**Materials provided**
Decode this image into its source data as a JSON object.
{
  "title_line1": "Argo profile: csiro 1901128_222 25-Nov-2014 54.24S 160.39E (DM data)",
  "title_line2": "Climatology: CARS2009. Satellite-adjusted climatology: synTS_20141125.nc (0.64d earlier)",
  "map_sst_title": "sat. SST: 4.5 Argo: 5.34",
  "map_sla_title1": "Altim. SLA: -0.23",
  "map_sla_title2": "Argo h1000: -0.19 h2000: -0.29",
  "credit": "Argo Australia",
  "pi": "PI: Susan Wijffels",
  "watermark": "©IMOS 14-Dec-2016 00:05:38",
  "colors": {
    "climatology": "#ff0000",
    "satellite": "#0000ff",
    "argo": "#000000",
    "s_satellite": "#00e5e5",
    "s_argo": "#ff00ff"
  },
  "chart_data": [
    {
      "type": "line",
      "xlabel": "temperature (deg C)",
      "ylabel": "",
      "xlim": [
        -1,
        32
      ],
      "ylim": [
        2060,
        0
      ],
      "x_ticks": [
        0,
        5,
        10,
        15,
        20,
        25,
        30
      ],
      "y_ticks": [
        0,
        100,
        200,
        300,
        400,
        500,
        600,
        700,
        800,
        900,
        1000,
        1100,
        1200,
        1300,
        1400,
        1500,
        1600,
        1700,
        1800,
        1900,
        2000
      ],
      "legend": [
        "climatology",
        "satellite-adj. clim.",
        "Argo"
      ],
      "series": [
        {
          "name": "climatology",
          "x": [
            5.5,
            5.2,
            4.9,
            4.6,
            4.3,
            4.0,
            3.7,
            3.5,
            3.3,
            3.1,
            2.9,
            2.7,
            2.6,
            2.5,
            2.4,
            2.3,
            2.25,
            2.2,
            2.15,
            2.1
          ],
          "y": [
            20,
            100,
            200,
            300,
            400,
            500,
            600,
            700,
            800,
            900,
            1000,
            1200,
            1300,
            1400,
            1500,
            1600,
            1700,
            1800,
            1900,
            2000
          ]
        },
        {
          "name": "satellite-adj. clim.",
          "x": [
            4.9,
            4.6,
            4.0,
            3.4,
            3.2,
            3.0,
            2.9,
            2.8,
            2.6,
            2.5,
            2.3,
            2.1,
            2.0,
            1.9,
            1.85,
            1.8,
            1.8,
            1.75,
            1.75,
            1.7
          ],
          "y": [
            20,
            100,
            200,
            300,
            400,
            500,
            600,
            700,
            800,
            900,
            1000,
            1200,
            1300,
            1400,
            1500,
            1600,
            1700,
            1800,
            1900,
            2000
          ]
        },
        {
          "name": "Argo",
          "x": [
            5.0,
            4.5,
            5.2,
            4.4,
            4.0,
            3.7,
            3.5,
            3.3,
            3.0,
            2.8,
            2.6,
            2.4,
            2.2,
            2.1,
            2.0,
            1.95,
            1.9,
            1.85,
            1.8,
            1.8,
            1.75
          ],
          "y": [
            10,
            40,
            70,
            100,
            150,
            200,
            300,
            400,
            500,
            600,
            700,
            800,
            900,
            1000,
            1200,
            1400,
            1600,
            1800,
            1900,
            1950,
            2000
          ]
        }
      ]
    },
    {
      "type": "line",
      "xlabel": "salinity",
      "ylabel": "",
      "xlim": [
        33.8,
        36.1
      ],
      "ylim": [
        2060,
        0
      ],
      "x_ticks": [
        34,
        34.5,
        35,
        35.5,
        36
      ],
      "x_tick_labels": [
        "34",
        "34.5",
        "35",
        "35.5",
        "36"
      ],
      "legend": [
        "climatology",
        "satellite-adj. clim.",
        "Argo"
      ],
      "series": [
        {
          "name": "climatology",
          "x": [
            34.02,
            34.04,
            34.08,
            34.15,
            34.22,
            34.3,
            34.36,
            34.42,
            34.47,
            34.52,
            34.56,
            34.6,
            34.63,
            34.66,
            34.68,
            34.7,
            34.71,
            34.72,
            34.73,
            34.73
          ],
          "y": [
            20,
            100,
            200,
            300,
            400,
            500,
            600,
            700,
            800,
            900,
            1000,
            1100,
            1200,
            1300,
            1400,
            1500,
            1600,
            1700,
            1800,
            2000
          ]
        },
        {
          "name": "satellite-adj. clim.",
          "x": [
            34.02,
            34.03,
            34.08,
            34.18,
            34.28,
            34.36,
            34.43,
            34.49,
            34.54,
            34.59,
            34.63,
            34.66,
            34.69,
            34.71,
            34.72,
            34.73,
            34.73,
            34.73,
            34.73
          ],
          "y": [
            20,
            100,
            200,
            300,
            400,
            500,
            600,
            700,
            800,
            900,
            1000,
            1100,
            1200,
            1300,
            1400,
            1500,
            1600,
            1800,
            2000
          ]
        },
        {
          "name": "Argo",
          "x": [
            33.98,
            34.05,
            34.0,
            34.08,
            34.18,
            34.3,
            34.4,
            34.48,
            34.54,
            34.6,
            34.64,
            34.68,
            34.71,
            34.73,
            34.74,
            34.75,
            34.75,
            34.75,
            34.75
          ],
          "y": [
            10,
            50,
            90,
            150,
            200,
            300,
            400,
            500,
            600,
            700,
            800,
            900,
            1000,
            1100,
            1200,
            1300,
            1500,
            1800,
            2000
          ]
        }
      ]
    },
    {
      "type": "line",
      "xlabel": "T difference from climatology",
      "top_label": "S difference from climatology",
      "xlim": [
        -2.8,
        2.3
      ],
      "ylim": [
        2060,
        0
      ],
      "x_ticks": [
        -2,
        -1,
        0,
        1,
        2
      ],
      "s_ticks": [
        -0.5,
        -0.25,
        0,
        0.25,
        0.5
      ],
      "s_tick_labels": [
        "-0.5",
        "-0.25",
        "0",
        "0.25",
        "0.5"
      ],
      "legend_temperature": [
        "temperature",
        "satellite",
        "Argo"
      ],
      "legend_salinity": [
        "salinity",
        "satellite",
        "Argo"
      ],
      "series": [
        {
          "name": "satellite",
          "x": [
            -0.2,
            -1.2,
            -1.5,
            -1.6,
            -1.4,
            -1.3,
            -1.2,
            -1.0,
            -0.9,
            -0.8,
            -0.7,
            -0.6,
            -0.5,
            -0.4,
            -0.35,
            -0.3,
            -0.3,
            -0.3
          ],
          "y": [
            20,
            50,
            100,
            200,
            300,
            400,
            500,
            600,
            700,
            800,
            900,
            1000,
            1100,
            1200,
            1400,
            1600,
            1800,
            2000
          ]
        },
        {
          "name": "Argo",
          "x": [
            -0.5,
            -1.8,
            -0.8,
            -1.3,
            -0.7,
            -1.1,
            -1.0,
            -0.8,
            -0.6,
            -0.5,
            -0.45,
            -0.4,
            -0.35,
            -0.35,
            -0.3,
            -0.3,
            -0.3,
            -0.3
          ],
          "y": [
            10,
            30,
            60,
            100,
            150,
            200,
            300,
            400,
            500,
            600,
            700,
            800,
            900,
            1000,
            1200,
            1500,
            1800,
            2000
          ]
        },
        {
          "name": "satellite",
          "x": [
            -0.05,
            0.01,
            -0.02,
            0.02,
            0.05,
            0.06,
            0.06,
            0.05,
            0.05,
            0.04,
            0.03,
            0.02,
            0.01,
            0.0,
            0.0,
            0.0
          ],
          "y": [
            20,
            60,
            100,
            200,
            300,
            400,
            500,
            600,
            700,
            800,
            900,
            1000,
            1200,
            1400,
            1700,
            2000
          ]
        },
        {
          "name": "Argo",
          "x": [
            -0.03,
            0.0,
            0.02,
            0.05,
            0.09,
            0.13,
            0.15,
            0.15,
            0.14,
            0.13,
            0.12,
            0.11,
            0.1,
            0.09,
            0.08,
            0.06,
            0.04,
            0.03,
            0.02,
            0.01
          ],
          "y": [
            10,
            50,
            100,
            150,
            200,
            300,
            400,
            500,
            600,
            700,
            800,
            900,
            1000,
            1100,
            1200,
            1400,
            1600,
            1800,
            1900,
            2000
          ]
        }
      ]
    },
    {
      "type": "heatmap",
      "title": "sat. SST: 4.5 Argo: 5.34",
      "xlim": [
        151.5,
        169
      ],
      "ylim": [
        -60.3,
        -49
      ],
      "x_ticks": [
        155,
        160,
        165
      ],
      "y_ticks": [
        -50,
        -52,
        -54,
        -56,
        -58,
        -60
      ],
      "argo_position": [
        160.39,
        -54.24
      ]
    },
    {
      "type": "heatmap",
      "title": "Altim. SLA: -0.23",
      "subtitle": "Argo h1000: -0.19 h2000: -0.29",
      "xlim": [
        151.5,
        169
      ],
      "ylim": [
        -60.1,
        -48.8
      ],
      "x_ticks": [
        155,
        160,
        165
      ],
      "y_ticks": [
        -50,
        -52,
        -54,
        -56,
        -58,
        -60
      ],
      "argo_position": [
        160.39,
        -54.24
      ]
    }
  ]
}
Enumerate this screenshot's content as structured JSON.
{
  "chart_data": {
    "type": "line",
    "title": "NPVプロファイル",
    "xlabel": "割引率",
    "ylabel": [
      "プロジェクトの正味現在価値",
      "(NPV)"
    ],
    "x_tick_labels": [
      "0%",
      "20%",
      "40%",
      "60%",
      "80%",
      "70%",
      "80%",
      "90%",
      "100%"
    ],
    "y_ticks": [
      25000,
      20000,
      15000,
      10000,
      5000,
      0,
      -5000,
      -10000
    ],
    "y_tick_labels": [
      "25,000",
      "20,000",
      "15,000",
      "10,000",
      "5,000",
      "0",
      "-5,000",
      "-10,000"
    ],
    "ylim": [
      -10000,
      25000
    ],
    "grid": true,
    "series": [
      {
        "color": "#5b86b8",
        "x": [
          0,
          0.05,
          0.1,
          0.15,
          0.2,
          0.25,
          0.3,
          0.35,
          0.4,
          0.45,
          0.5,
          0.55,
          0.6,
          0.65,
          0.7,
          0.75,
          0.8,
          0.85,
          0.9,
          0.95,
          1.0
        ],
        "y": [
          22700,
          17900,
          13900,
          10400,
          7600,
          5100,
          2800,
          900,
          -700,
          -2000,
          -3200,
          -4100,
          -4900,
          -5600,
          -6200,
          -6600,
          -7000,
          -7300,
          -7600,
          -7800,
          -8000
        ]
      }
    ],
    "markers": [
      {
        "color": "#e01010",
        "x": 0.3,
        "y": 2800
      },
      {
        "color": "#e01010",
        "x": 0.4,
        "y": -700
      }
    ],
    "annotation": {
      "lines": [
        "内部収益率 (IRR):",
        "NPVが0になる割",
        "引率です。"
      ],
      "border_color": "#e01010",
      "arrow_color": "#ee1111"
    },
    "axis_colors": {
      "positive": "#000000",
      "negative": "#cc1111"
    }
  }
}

**Task**
Search the entries for "xlabel" and copy out each line that has it.

**Answer to this exercise**
      "xlabel": "temperature (deg C)",
      "xlabel": "salinity",
      "xlabel": "T difference from climatology",
    "xlabel": "割引率",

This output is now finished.